===== Working data

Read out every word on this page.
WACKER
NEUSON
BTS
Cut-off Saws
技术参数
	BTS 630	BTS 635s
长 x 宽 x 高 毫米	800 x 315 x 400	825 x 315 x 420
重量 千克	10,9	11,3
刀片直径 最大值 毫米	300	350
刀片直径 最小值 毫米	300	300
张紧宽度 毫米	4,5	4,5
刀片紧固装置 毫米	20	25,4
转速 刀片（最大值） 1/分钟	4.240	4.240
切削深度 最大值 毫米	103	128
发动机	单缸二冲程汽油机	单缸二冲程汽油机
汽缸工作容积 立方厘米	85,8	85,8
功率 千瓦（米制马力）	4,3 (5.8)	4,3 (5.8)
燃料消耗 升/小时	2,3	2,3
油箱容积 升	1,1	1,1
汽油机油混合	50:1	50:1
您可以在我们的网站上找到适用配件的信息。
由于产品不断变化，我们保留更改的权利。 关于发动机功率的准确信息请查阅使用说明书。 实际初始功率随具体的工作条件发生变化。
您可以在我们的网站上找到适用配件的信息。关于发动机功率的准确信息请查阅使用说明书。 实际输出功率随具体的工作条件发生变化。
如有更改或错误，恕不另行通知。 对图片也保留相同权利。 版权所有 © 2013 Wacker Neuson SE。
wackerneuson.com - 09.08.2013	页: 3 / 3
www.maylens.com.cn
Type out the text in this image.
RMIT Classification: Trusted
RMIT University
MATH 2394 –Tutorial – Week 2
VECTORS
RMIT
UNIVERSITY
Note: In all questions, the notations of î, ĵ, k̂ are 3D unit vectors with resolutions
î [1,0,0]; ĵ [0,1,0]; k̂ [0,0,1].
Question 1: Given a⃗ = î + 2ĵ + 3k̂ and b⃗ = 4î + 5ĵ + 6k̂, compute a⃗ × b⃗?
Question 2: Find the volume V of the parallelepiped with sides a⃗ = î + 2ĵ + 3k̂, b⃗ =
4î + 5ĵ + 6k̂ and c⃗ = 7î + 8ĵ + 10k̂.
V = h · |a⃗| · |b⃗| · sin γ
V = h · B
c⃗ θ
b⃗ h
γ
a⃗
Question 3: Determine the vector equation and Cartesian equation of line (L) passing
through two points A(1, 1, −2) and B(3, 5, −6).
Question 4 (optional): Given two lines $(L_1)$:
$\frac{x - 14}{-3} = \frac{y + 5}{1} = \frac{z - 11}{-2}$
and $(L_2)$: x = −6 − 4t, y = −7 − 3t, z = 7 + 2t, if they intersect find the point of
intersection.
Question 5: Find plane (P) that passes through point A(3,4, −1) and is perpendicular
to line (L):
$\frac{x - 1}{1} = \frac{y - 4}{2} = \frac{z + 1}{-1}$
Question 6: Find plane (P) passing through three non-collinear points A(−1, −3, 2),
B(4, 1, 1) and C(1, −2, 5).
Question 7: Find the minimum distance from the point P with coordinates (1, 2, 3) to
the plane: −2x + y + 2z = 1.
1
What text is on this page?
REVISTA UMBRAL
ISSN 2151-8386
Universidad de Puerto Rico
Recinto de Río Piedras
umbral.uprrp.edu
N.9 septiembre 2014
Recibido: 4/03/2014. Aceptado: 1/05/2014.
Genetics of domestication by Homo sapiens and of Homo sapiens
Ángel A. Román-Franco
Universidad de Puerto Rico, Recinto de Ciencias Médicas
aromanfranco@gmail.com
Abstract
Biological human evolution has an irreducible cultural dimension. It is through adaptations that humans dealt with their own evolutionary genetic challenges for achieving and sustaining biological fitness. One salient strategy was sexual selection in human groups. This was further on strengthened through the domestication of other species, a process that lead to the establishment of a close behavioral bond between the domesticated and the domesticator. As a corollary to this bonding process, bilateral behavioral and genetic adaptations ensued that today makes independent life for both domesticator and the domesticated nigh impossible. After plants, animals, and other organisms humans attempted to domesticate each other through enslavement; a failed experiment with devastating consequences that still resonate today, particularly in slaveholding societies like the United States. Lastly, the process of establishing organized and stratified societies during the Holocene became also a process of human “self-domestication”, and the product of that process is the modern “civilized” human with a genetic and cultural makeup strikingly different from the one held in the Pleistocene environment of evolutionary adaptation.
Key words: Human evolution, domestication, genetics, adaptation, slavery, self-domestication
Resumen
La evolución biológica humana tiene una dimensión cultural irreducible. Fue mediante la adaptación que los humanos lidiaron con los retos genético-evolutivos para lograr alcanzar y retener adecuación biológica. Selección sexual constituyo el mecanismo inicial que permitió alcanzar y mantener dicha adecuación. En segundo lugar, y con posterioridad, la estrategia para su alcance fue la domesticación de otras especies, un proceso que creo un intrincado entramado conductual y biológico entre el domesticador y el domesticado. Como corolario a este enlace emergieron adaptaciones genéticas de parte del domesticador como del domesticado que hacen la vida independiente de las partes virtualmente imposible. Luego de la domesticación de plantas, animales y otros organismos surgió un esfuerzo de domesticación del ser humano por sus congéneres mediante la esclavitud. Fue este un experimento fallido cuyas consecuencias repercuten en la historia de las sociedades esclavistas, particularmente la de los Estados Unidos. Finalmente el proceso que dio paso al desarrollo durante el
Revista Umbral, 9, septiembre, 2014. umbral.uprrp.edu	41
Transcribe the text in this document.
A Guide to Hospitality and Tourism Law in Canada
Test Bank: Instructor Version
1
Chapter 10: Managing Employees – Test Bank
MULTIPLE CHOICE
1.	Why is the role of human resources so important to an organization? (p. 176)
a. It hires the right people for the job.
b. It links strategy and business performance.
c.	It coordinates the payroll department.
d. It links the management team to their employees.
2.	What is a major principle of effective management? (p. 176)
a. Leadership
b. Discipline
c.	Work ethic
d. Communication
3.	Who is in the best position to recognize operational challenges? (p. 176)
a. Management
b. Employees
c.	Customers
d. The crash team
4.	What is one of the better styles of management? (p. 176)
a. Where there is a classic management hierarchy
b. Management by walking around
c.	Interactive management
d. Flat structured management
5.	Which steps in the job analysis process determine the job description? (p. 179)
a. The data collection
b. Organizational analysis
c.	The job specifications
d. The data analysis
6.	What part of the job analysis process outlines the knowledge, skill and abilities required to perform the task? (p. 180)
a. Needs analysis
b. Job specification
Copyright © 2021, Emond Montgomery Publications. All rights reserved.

==========

**Given task:** Write out the whole listing exactly.

**Response to this task:**
Read out every word on this page.
WACKER
NEUSON
BTS
Cut-off Saws
技术参数
	BTS 630	BTS 635s
长 x 宽 x 高 毫米	800 x 315 x 400	825 x 315 x 420
重量 千克	10,9	11,3
刀片直径 最大值 毫米	300	350
刀片直径 最小值 毫米	300	300
张紧宽度 毫米	4,5	4,5
刀片紧固装置 毫米	20	25,4
转速 刀片（最大值） 1/分钟	4.240	4.240
切削深度 最大值 毫米	103	128
发动机	单缸二冲程汽油机	单缸二冲程汽油机
汽缸工作容积 立方厘米	85,8	85,8
功率 千瓦（米制马力）	4,3 (5.8)	4,3 (5.8)
燃料消耗 升/小时	2,3	2,3
油箱容积 升	1,1	1,1
汽油机油混合	50:1	50:1
您可以在我们的网站上找到适用配件的信息。
由于产品不断变化，我们保留更改的权利。 关于发动机功率的准确信息请查阅使用说明书。 实际初始功率随具体的工作条件发生变化。
您可以在我们的网站上找到适用配件的信息。关于发动机功率的准确信息请查阅使用说明书。 实际输出功率随具体的工作条件发生变化。
如有更改或错误，恕不另行通知。 对图片也保留相同权利。 版权所有 © 2013 Wacker Neuson SE。
wackerneuson.com - 09.08.2013	页: 3 / 3
www.maylens.com.cn
Type out the text in this image.
RMIT Classification: Trusted
RMIT University
MATH 2394 –Tutorial – Week 2
VECTORS
RMIT
UNIVERSITY
Note: In all questions, the notations of î, ĵ, k̂ are 3D unit vectors with resolutions
î [1,0,0]; ĵ [0,1,0]; k̂ [0,0,1].
Question 1: Given a⃗ = î + 2ĵ + 3k̂ and b⃗ = 4î + 5ĵ + 6k̂, compute a⃗ × b⃗?
Question 2: Find the volume V of the parallelepiped with sides a⃗ = î + 2ĵ + 3k̂, b⃗ =
4î + 5ĵ + 6k̂ and c⃗ = 7î + 8ĵ + 10k̂.
V = h · |a⃗| · |b⃗| · sin γ
V = h · B
c⃗ θ
b⃗ h
γ
a⃗
Question 3: Determine the vector equation and Cartesian equation of line (L) passing
through two points A(1, 1, −2) and B(3, 5, −6).
Question 4 (optional): Given two lines $(L_1)$:
$\frac{x - 14}{-3} = \frac{y + 5}{1} = \frac{z - 11}{-2}$
and $(L_2)$: x = −6 − 4t, y = −7 − 3t, z = 7 + 2t, if they intersect find the point of
intersection.
Question 5: Find plane (P) that passes through point A(3,4, −1) and is perpendicular
to line (L):
$\frac{x - 1}{1} = \frac{y - 4}{2} = \frac{z + 1}{-1}$
Question 6: Find plane (P) passing through three non-collinear points A(−1, −3, 2),
B(4, 1, 1) and C(1, −2, 5).
Question 7: Find the minimum distance from the point P with coordinates (1, 2, 3) to
the plane: −2x + y + 2z = 1.
1
What text is on this page?
REVISTA UMBRAL
ISSN 2151-8386
Universidad de Puerto Rico
Recinto de Río Piedras
umbral.uprrp.edu
N.9 septiembre 2014
Recibido: 4/03/2014. Aceptado: 1/05/2014.
Genetics of domestication by Homo sapiens and of Homo sapiens
Ángel A. Román-Franco
Universidad de Puerto Rico, Recinto de Ciencias Médicas
aromanfranco@gmail.com
Abstract
Biological human evolution has an irreducible cultural dimension. It is through adaptations that humans dealt with their own evolutionary genetic challenges for achieving and sustaining biological fitness. One salient strategy was sexual selection in human groups. This was further on strengthened through the domestication of other species, a process that lead to the establishment of a close behavioral bond between the domesticated and the domesticator. As a corollary to this bonding process, bilateral behavioral and genetic adaptations ensued that today makes independent life for both domesticator and the domesticated nigh impossible. After plants, animals, and other organisms humans attempted to domesticate each other through enslavement; a failed experiment with devastating consequences that still resonate today, particularly in slaveholding societies like the United States. Lastly, the process of establishing organized and stratified societies during the Holocene became also a process of human “self-domestication”, and the product of that process is the modern “civilized” human with a genetic and cultural makeup strikingly different from the one held in the Pleistocene environment of evolutionary adaptation.
Key words: Human evolution, domestication, genetics, adaptation, slavery, self-domestication
Resumen
La evolución biológica humana tiene una dimensión cultural irreducible. Fue mediante la adaptación que los humanos lidiaron con los retos genético-evolutivos para lograr alcanzar y retener adecuación biológica. Selección sexual constituyo el mecanismo inicial que permitió alcanzar y mantener dicha adecuación. En segundo lugar, y con posterioridad, la estrategia para su alcance fue la domesticación de otras especies, un proceso que creo un intrincado entramado conductual y biológico entre el domesticador y el domesticado. Como corolario a este enlace emergieron adaptaciones genéticas de parte del domesticador como del domesticado que hacen la vida independiente de las partes virtualmente imposible. Luego de la domesticación de plantas, animales y otros organismos surgió un esfuerzo de domesticación del ser humano por sus congéneres mediante la esclavitud. Fue este un experimento fallido cuyas consecuencias repercuten en la historia de las sociedades esclavistas, particularmente la de los Estados Unidos. Finalmente el proceso que dio paso al desarrollo durante el
Revista Umbral, 9, septiembre, 2014. umbral.uprrp.edu	41
Transcribe the text in this document.
A Guide to Hospitality and Tourism Law in Canada
Test Bank: Instructor Version
1
Chapter 10: Managing Employees – Test Bank
MULTIPLE CHOICE
1.	Why is the role of human resources so important to an organization? (p. 176)
a. It hires the right people for the job.
b. It links strategy and business performance.
c.	It coordinates the payroll department.
d. It links the management team to their employees.
2.	What is a major principle of effective management? (p. 176)
a. Leadership
b. Discipline
c.	Work ethic
d. Communication
3.	Who is in the best position to recognize operational challenges? (p. 176)
a. Management
b. Employees
c.	Customers
d. The crash team
4.	What is one of the better styles of management? (p. 176)
a. Where there is a classic management hierarchy
b. Management by walking around
c.	Interactive management
d. Flat structured management
5.	Which steps in the job analysis process determine the job description? (p. 179)
a. The data collection
b. Organizational analysis
c.	The job specifications
d. The data analysis
6.	What part of the job analysis process outlines the knowledge, skill and abilities required to perform the task? (p. 180)
a. Needs analysis
b. Job specification
Copyright © 2021, Emond Montgomery Publications. All rights reserved.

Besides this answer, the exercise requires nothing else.